[Data entries]
# # # # # # #
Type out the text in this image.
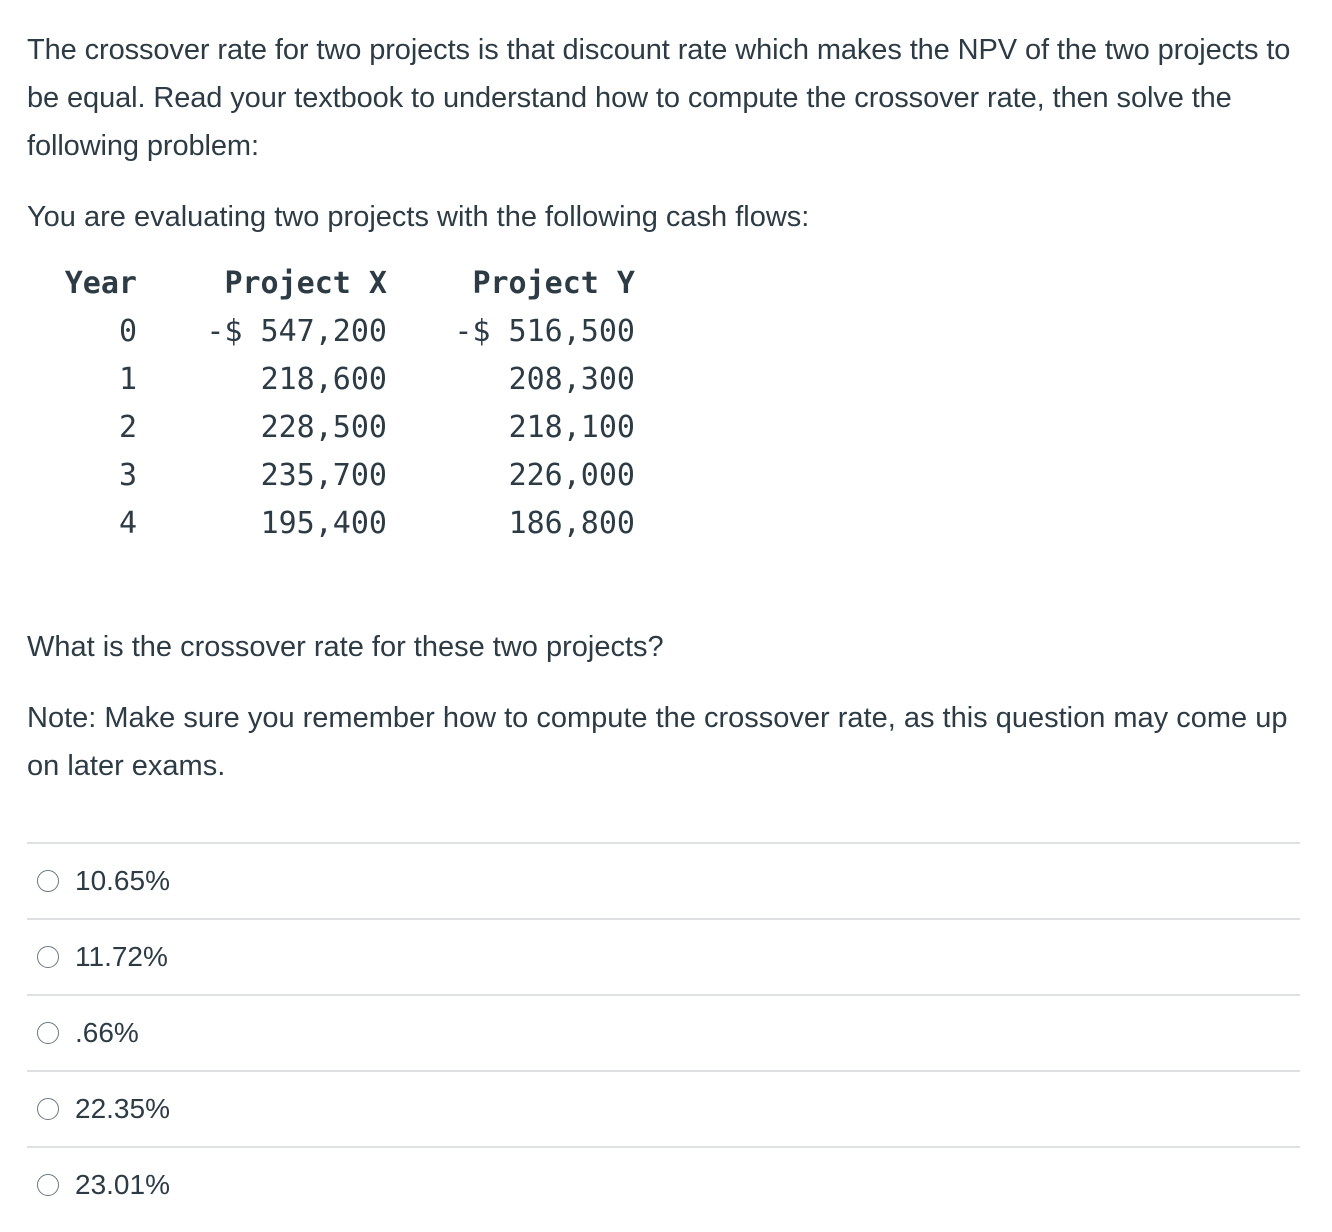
The crossover rate for two projects is that discount rate which makes the NPV of the two projects to be equal. Read your textbook to understand how to compute the crossover rate, then solve the following problem:

You are evaluating two projects with the following cash flows:

Year	Project X	Project Y
0	-$ 547,200	-$ 516,500
1	218,600	208,300
2	228,500	218,100
3	235,700	226,000
4	195,400	186,800

What is the crossover rate for these two projects?

Note: Make sure you remember how to compute the crossover rate, as this question may come up on later exams.

10.65%
11.72%
.66%
22.35%
23.01%
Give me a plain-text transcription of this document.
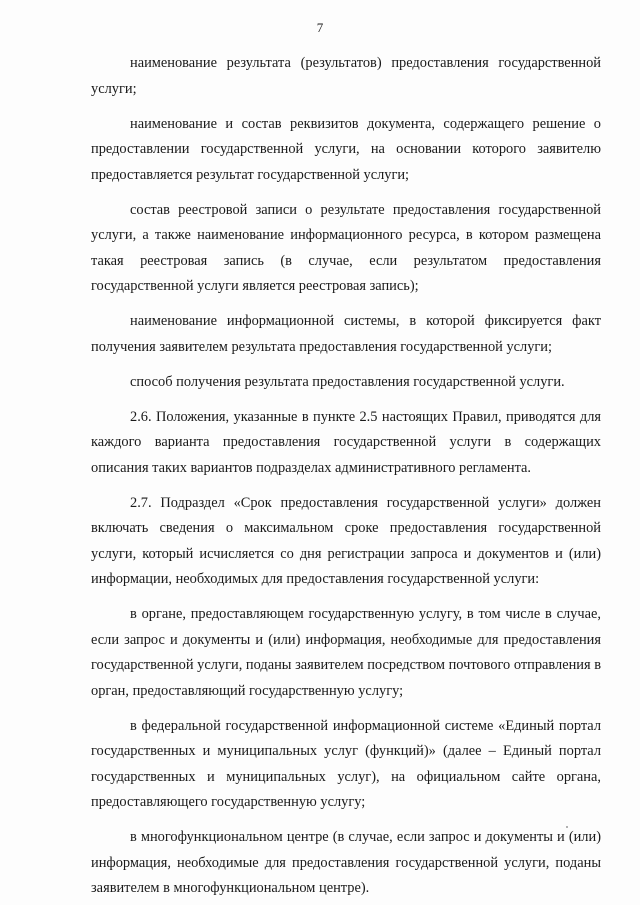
7

наименование результата (результатов) предоставления государственной услуги;

наименование и состав реквизитов документа, содержащего решение о предоставлении государственной услуги, на основании которого заявителю предоставляется результат государственной услуги;

состав реестровой записи о результате предоставления государственной услуги, а также наименование информационного ресурса, в котором размещена такая реестровая запись (в случае, если результатом предоставления государственной услуги является реестровая запись);

наименование информационной системы, в которой фиксируется факт получения заявителем результата предоставления государственной услуги;

способ получения результата предоставления государственной услуги.

2.6. Положения, указанные в пункте 2.5 настоящих Правил, приводятся для каждого варианта предоставления государственной услуги в содержащих описания таких вариантов подразделах административного регламента.

2.7. Подраздел «Срок предоставления государственной услуги» должен включать сведения о максимальном сроке предоставления государственной услуги, который исчисляется со дня регистрации запроса и документов и (или) информации, необходимых для предоставления государственной услуги:

в органе, предоставляющем государственную услугу, в том числе в случае, если запрос и документы и (или) информация, необходимые для предоставления государственной услуги, поданы заявителем посредством почтового отправления в орган, предоставляющий государственную услугу;

в федеральной государственной информационной системе «Единый портал государственных и муниципальных услуг (функций)» (далее – Единый портал государственных и муниципальных услуг), на официальном сайте органа, предоставляющего государственную услугу;

в многофункциональном центре (в случае, если запрос и документы и (или) информация, необходимые для предоставления государственной услуги, поданы заявителем в многофункциональном центре).
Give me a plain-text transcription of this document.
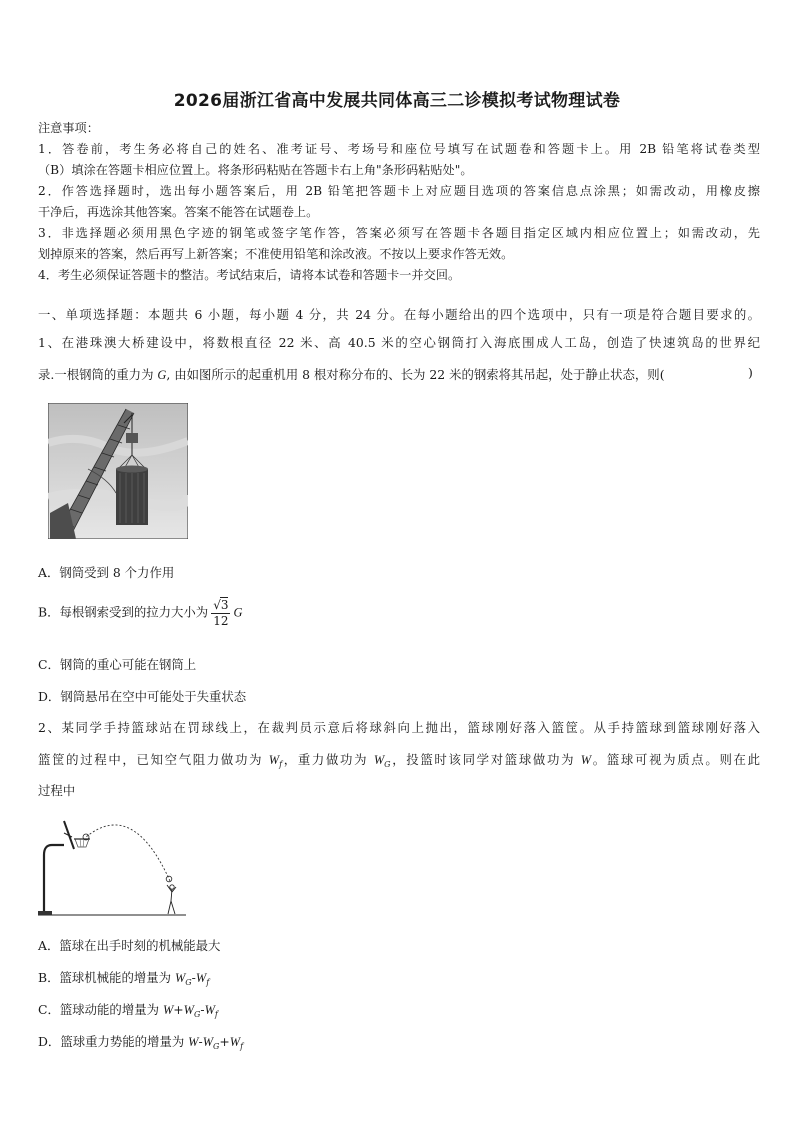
2026届浙江省高中发展共同体高三二诊模拟考试物理试卷
注意事项：
1．答卷前，考生务必将自己的姓名、准考证号、考场号和座位号填写在试题卷和答题卡上。用 2B 铅笔将试卷类型
（B）填涂在答题卡相应位置上。将条形码粘贴在答题卡右上角"条形码粘贴处"。
2．作答选择题时，选出每小题答案后，用 2B 铅笔把答题卡上对应题目选项的答案信息点涂黑；如需改动，用橡皮擦
干净后，再选涂其他答案。答案不能答在试题卷上。
3．非选择题必须用黑色字迹的钢笔或签字笔作答，答案必须写在答题卡各题目指定区域内相应位置上；如需改动，先
划掉原来的答案，然后再写上新答案；不准使用铅笔和涂改液。不按以上要求作答无效。
4．考生必须保证答题卡的整洁。考试结束后，请将本试卷和答题卡一并交回。
一、单项选择题：本题共 6 小题，每小题 4 分，共 24 分。在每小题给出的四个选项中，只有一项是符合题目要求的。
1、在港珠澳大桥建设中，将数根直径 22 米、高 40.5 米的空心钢筒打入海底围成人工岛，创造了快速筑岛的世界纪
录.一根钢筒的重力为 G, 由如图所示的起重机用 8 根对称分布的、长为 22 米的钢索将其吊起，处于静止状态，则(	)
A．钢筒受到 8 个力作用
B．每根钢索受到的拉力大小为 $\frac{√3}{12}$ G
C．钢筒的重心可能在钢筒上
D．钢筒悬吊在空中可能处于失重状态
2、某同学手持篮球站在罚球线上，在裁判员示意后将球斜向上抛出，篮球刚好落入篮筐。从手持篮球到篮球刚好落入
篮筐的过程中，已知空气阻力做功为 $W_f$，重力做功为 $W_G$，投篮时该同学对篮球做功为 W。篮球可视为质点。则在此
过程中
A．篮球在出手时刻的机械能最大
B．篮球机械能的增量为 $W_G-W_f$
C．篮球动能的增量为 $W+W_G-W_f$
D．篮球重力势能的增量为 $W-W_G+W_f$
# # # # # # #
PROBLEM TO WORK ON =>
Count every line of the records that holds "информационной". State the number, nothing else.

TASK SOLUTION =>
2